Present the data once more in exactly its original form.
>> BEGIN INFORMATION SUPPLIED
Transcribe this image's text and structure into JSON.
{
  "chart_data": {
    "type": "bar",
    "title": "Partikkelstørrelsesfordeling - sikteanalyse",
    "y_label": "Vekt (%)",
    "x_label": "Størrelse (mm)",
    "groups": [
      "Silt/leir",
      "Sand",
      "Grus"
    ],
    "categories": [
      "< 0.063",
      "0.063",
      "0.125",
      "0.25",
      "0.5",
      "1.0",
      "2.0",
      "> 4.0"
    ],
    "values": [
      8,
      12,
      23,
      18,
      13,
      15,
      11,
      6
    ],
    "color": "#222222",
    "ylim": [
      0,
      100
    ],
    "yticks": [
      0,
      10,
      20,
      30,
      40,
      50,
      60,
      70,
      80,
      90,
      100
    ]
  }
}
>> END INFORMATION SUPPLIED
[COMPLETE ANSWER]:
Transcribe this image's text and structure into JSON.
{
  "chart_data": {
    "type": "bar",
    "title": "Partikkelstørrelsesfordeling - sikteanalyse",
    "y_label": "Vekt (%)",
    "x_label": "Størrelse (mm)",
    "groups": [
      "Silt/leir",
      "Sand",
      "Grus"
    ],
    "categories": [
      "< 0.063",
      "0.063",
      "0.125",
      "0.25",
      "0.5",
      "1.0",
      "2.0",
      "> 4.0"
    ],
    "values": [
      8,
      12,
      23,
      18,
      13,
      15,
      11,
      6
    ],
    "color": "#222222",
    "ylim": [
      0,
      100
    ],
    "yticks": [
      0,
      10,
      20,
      30,
      40,
      50,
      60,
      70,
      80,
      90,
      100
    ]
  }
}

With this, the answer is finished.